Material provided:
+---+
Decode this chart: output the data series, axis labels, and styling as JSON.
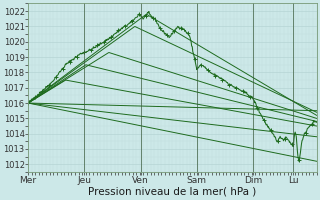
{
  "xlabel": "Pression niveau de la mer( hPa )",
  "ylim": [
    1011.5,
    1022.5
  ],
  "yticks": [
    1012,
    1013,
    1014,
    1015,
    1016,
    1017,
    1018,
    1019,
    1020,
    1021,
    1022
  ],
  "days": [
    "Mer",
    "Jeu",
    "Ven",
    "Sam",
    "Dim",
    "Lu"
  ],
  "day_positions": [
    0.0,
    0.195,
    0.39,
    0.585,
    0.78,
    0.92
  ],
  "bg_color": "#cce8e8",
  "grid_major_color": "#b0d0d0",
  "grid_minor_color": "#c0dcdc",
  "line_color": "#1e6b1e",
  "xlabel_fontsize": 7.5,
  "ytick_fontsize": 6.0,
  "xtick_fontsize": 6.5
}
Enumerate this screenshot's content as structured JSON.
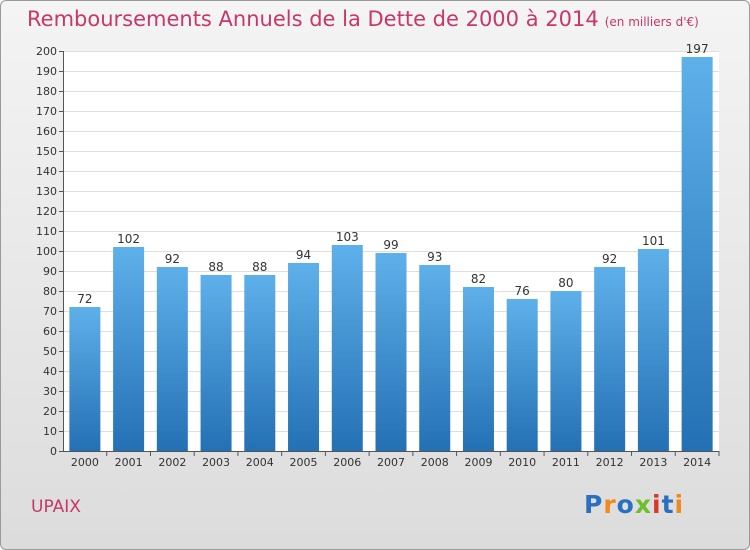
{
  "title": "Remboursements Annuels de la Dette de 2000 à 2014",
  "subtitle": "(en milliers d'€)",
  "commune": "UPAIX",
  "logo": {
    "text": "Proxiti",
    "letter_colors": [
      "#2a6fc0",
      "#f08a1c",
      "#2a6fc0",
      "#6cbf2a",
      "#d83a2a",
      "#2a6fc0",
      "#f08a1c"
    ]
  },
  "colors": {
    "title": "#c8366a",
    "bar_top": "#5eb0ea",
    "bar_bottom": "#2470b4"
  },
  "chart_data": {
    "type": "bar",
    "categories": [
      "2000",
      "2001",
      "2002",
      "2003",
      "2004",
      "2005",
      "2006",
      "2007",
      "2008",
      "2009",
      "2010",
      "2011",
      "2012",
      "2013",
      "2014"
    ],
    "values": [
      72,
      102,
      92,
      88,
      88,
      94,
      103,
      99,
      93,
      82,
      76,
      80,
      92,
      101,
      197
    ],
    "ylim": [
      0,
      200
    ],
    "ytick_step": 10,
    "grid": true,
    "title": "Remboursements Annuels de la Dette de 2000 à 2014",
    "xlabel": "",
    "ylabel": ""
  }
}
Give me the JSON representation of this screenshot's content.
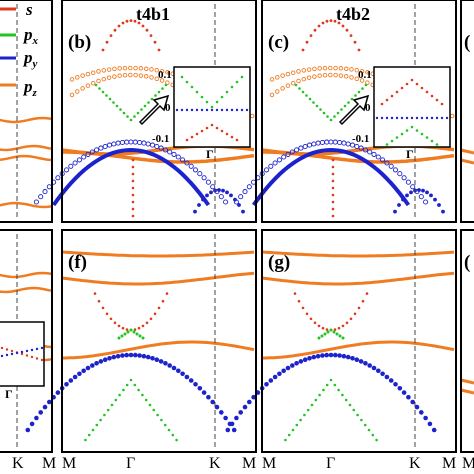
{
  "colors": {
    "s": "#e0391a",
    "px": "#22c422",
    "py": "#1c22cc",
    "pz": "#f07c22",
    "frame": "#000000"
  },
  "legend": [
    {
      "key": "s",
      "base": "s",
      "sub": ""
    },
    {
      "key": "px",
      "base": "p",
      "sub": "x"
    },
    {
      "key": "py",
      "base": "p",
      "sub": "y"
    },
    {
      "key": "pz",
      "base": "p",
      "sub": "z"
    }
  ],
  "panels": [
    {
      "id": "a-partial",
      "label": "",
      "title": ""
    },
    {
      "id": "b",
      "label": "(b)",
      "title": "t4b1"
    },
    {
      "id": "c",
      "label": "(c)",
      "title": "t4b2"
    },
    {
      "id": "d-partial",
      "label": "(",
      "title": ""
    },
    {
      "id": "e-partial",
      "label": "",
      "title": ""
    },
    {
      "id": "f",
      "label": "(f)",
      "title": ""
    },
    {
      "id": "g",
      "label": "(g)",
      "title": ""
    },
    {
      "id": "h-partial",
      "label": "(",
      "title": ""
    }
  ],
  "insets": {
    "b": {
      "ticks": [
        "0.1",
        "0",
        "-0.1"
      ],
      "gamma": "Γ"
    },
    "c": {
      "ticks": [
        "0.1",
        "0",
        "-0.1"
      ],
      "gamma": "Γ"
    },
    "e": {
      "gamma": "Γ"
    }
  },
  "x_ticks": {
    "left_partial": [
      "K",
      "M"
    ],
    "full": [
      "M",
      "Γ",
      "K",
      "M"
    ]
  },
  "chart_data": {
    "type": "scatter",
    "title": "",
    "xlabel": "",
    "ylabel": "",
    "x_ticks": [
      "M",
      "Γ",
      "K",
      "M"
    ],
    "series": [
      {
        "name": "s"
      },
      {
        "name": "px"
      },
      {
        "name": "py"
      },
      {
        "name": "pz"
      }
    ]
  }
}
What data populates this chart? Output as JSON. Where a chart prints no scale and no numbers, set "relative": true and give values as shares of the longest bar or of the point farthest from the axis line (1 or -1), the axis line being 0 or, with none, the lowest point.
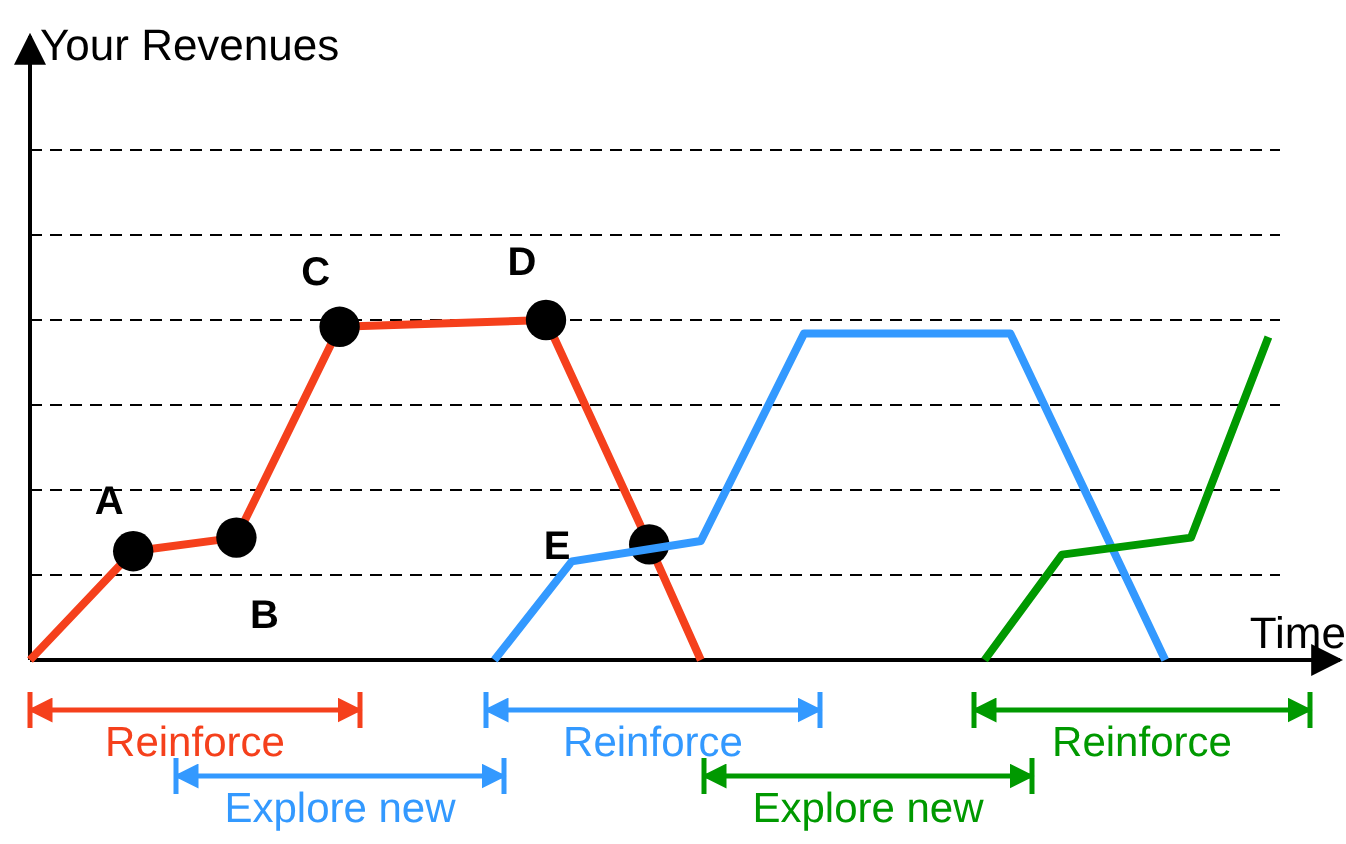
{
  "chart_data": {
    "type": "line",
    "relative": true,
    "xlabel": "Time",
    "grid": true,
    "line_style": "solid",
    "categories": [
      null,
      null,
      null,
      null,
      null,
      null,
      null,
      null,
      null,
      null,
      null,
      null,
      null,
      null,
      null,
      null,
      null,
      null,
      null,
      null,
      null,
      null,
      null,
      null,
      null,
      null,
      null,
      null,
      null,
      null,
      null,
      null,
      null,
      null,
      null,
      null,
      null,
      null,
      null,
      null,
      null,
      null,
      null,
      null,
      null,
      null,
      null,
      null,
      null,
      null,
      null
    ],
    "series": [
      {
        "color": "#f5401c",
        "marker": "circle",
        "values": [
          0,
          null,
          null,
          null,
          0.32,
          null,
          null,
          null,
          0.36,
          null,
          null,
          null,
          0.98,
          null,
          null,
          null,
          null,
          null,
          null,
          null,
          1,
          null,
          null,
          null,
          0.34,
          null,
          0,
          null,
          null,
          null,
          null,
          null,
          null,
          null,
          null,
          null,
          null,
          null,
          null,
          null,
          null,
          null,
          null,
          null,
          null,
          null,
          null,
          null,
          null,
          null,
          null
        ]
      },
      {
        "color": "#3399ff",
        "values": [
          null,
          null,
          null,
          null,
          null,
          null,
          null,
          null,
          null,
          null,
          null,
          null,
          null,
          null,
          null,
          null,
          null,
          null,
          0,
          null,
          null,
          0.29,
          null,
          null,
          null,
          null,
          0.35,
          null,
          null,
          null,
          0.96,
          null,
          null,
          null,
          null,
          null,
          null,
          null,
          0.96,
          null,
          null,
          null,
          null,
          null,
          0,
          null,
          null,
          null,
          null,
          null,
          null
        ]
      },
      {
        "color": "#009900",
        "values": [
          null,
          null,
          null,
          null,
          null,
          null,
          null,
          null,
          null,
          null,
          null,
          null,
          null,
          null,
          null,
          null,
          null,
          null,
          null,
          null,
          null,
          null,
          null,
          null,
          null,
          null,
          null,
          null,
          null,
          null,
          null,
          null,
          null,
          null,
          null,
          null,
          null,
          0,
          null,
          null,
          0.31,
          null,
          null,
          null,
          null,
          0.36,
          null,
          null,
          0.95,
          null,
          null
        ]
      }
    ],
    "annotations": [
      "A",
      "B",
      "C",
      "D",
      "E",
      "Reinforce",
      "Explore new",
      "Reinforce",
      "Explore new",
      "Reinforce",
      "Your Revenues"
    ]
  }
}
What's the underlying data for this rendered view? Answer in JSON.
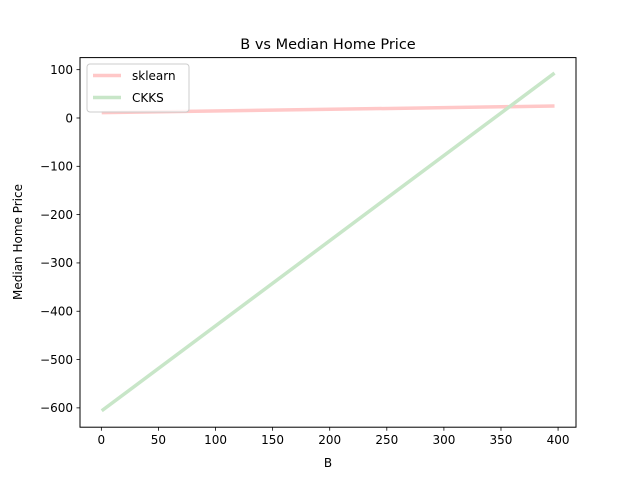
{
  "chart_data": {
    "type": "line",
    "title": "B vs Median Home Price",
    "xlabel": "B",
    "ylabel": "Median Home Price",
    "xlim": [
      -18.7,
      415.7
    ],
    "ylim": [
      -640,
      125
    ],
    "xticks": [
      0,
      50,
      100,
      150,
      200,
      250,
      300,
      350,
      400
    ],
    "yticks": [
      100,
      0,
      -100,
      -200,
      -300,
      -400,
      -500,
      -600
    ],
    "grid": false,
    "legend_position": "upper-left",
    "series": [
      {
        "name": "sklearn",
        "color": "#ffc8c8",
        "x": [
          0.32,
          396.9
        ],
        "y": [
          11.0,
          24.8
        ]
      },
      {
        "name": "CKKS",
        "color": "#c8e6c8",
        "x": [
          0.32,
          396.9
        ],
        "y": [
          -606.0,
          93.0
        ]
      }
    ]
  }
}
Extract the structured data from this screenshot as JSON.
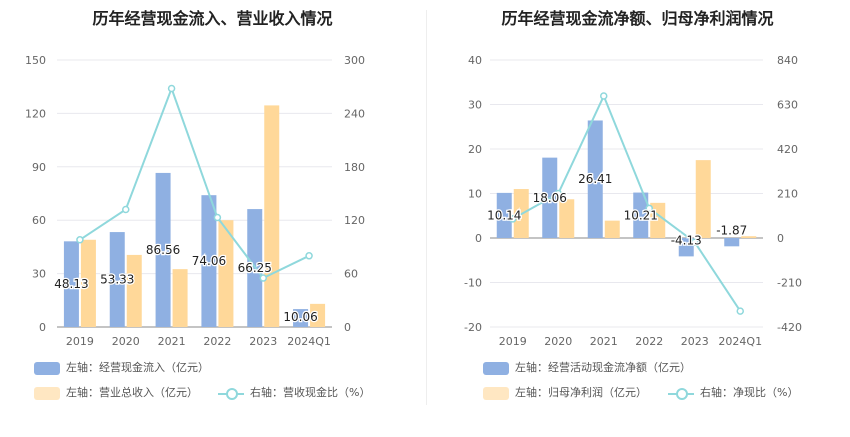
{
  "colors": {
    "bar_left": "#8fb0e2",
    "bar_right": "#ffd899",
    "line": "#8fd8dc",
    "grid": "#e8e8ee",
    "axis": "#666666"
  },
  "chart_data": [
    {
      "type": "bar",
      "title": "历年经营现金流入、营业收入情况",
      "categories": [
        "2019",
        "2020",
        "2021",
        "2022",
        "2023",
        "2024Q1"
      ],
      "left_axis": {
        "min": 0,
        "max": 150,
        "ticks": [
          "0",
          "30",
          "60",
          "90",
          "120",
          "150"
        ]
      },
      "right_axis": {
        "min": 0,
        "max": 300,
        "ticks": [
          "0",
          "60",
          "120",
          "180",
          "240",
          "300"
        ]
      },
      "series": [
        {
          "name": "左轴：经营现金流入（亿元）",
          "axis": "left",
          "type": "bar",
          "values": [
            48.13,
            53.33,
            86.56,
            74.06,
            66.25,
            10.06
          ],
          "labels": [
            "48.13",
            "53.33",
            "86.56",
            "74.06",
            "66.25",
            "10.06"
          ]
        },
        {
          "name": "左轴：营业总收入（亿元）",
          "axis": "left",
          "type": "bar",
          "values": [
            49,
            40.5,
            32.5,
            60,
            124.5,
            13
          ]
        },
        {
          "name": "右轴：营收现金比（%）",
          "axis": "right",
          "type": "line",
          "values": [
            98,
            132,
            268,
            123,
            55,
            80
          ]
        }
      ],
      "grid": true,
      "legend": "bottom"
    },
    {
      "type": "bar",
      "title": "历年经营现金流净额、归母净利润情况",
      "categories": [
        "2019",
        "2020",
        "2021",
        "2022",
        "2023",
        "2024Q1"
      ],
      "left_axis": {
        "min": -20,
        "max": 40,
        "ticks": [
          "-20",
          "-10",
          "0",
          "10",
          "20",
          "30",
          "40"
        ]
      },
      "right_axis": {
        "min": -420,
        "max": 840,
        "ticks": [
          "-420",
          "-210",
          "0",
          "210",
          "420",
          "630",
          "840"
        ]
      },
      "series": [
        {
          "name": "左轴：经营活动现金流净额（亿元）",
          "axis": "left",
          "type": "bar",
          "values": [
            10.14,
            18.06,
            26.41,
            10.21,
            -4.13,
            -1.87
          ],
          "labels": [
            "10.14",
            "18.06",
            "26.41",
            "10.21",
            "-4.13",
            "-1.87"
          ]
        },
        {
          "name": "左轴：归母净利润（亿元）",
          "axis": "left",
          "type": "bar",
          "values": [
            11,
            8.7,
            3.9,
            7.9,
            17.5,
            0.4
          ]
        },
        {
          "name": "右轴：净现比（%）",
          "axis": "right",
          "type": "line",
          "values": [
            90,
            210,
            670,
            140,
            -20,
            -345
          ]
        }
      ],
      "grid": true,
      "legend": "bottom"
    }
  ]
}
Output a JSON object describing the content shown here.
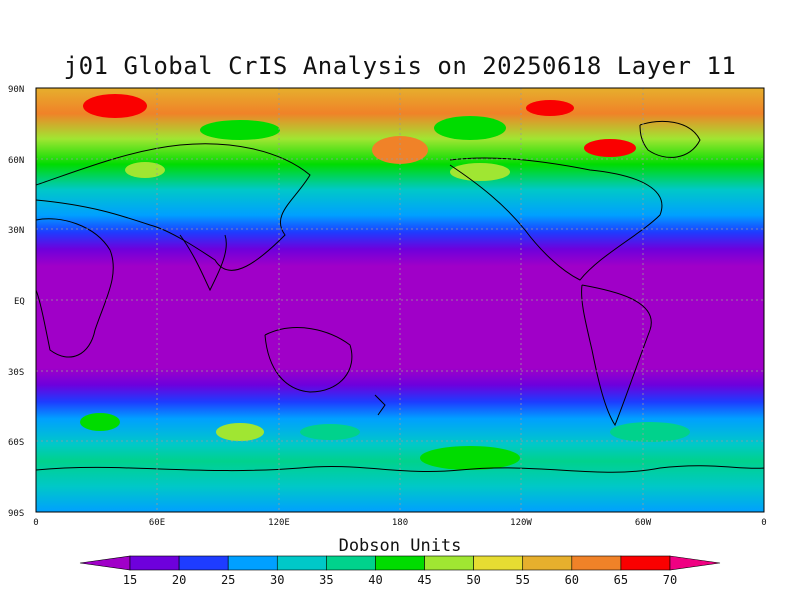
{
  "title": "j01 Global CrIS Analysis on 20250618 Layer 11",
  "map": {
    "projection": "cylindrical-equidistant",
    "central_longitude": 180,
    "grid": "dashed",
    "coastlines": true,
    "lat_labels": [
      "90N",
      "60N",
      "30N",
      "EQ",
      "30S",
      "60S",
      "90S"
    ],
    "lon_labels": [
      "0",
      "60E",
      "120E",
      "180",
      "120W",
      "60W",
      "0"
    ],
    "zonal_bands": [
      {
        "latitude_range": [
          60,
          90
        ],
        "level": "45-70"
      },
      {
        "latitude_range": [
          40,
          60
        ],
        "level": "25-45"
      },
      {
        "latitude_range": [
          30,
          40
        ],
        "level": "15-25"
      },
      {
        "latitude_range": [
          -30,
          30
        ],
        "level": "<15"
      },
      {
        "latitude_range": [
          -45,
          -30
        ],
        "level": "15-25"
      },
      {
        "latitude_range": [
          -60,
          -45
        ],
        "level": "25-45"
      },
      {
        "latitude_range": [
          -90,
          -60
        ],
        "level": "30-40"
      }
    ]
  },
  "colorbar": {
    "title": "Dobson Units",
    "levels": [
      "15",
      "20",
      "25",
      "30",
      "35",
      "40",
      "45",
      "50",
      "55",
      "60",
      "65",
      "70"
    ],
    "colors": [
      "#a000c8",
      "#6e00dc",
      "#1e3cff",
      "#00a0ff",
      "#00c8c8",
      "#00d28c",
      "#00dc00",
      "#a0e632",
      "#e6dc32",
      "#e6af2d",
      "#f08228",
      "#fa0000",
      "#f00082"
    ]
  }
}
+---+
Go through the records above and copy every line with the word "What".

Full solution:
What data populates this chart? Output as JSON. Where a chart prints no scale and no numbers, set "relative": true and give values as shares of the longest bar or of the point farthest from the axis line (1 or -1), the axis line being 0 or, with none, the lowest point.
What's the underlying data for this rendered view? Answer in JSON.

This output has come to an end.